◆ WRITTEN REQUEST ◆
Collect each line holding the string "Slightly".

◆ RECORDS TO USE ◆

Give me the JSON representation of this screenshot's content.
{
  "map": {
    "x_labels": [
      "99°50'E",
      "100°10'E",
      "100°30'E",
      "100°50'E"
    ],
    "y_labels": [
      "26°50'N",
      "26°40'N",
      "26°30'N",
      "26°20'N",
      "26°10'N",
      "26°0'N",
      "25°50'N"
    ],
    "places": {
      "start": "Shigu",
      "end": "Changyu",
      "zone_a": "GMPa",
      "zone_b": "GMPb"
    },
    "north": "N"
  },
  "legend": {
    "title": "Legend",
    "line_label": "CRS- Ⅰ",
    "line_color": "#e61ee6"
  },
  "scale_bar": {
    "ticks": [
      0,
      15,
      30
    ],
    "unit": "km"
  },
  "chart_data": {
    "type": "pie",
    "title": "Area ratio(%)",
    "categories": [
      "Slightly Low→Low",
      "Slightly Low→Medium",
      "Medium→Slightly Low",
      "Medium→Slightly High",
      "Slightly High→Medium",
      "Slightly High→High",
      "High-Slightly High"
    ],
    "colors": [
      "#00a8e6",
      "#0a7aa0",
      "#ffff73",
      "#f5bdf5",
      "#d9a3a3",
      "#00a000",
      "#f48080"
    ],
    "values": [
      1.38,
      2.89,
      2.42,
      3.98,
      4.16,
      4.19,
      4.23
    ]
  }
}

◆ FINAL ANSWER ◆
      "Slightly Low→Low",
      "Slightly Low→Medium",
      "Medium→Slightly Low",
      "Medium→Slightly High",
      "Slightly High→Medium",
      "Slightly High→High",
      "High-Slightly High"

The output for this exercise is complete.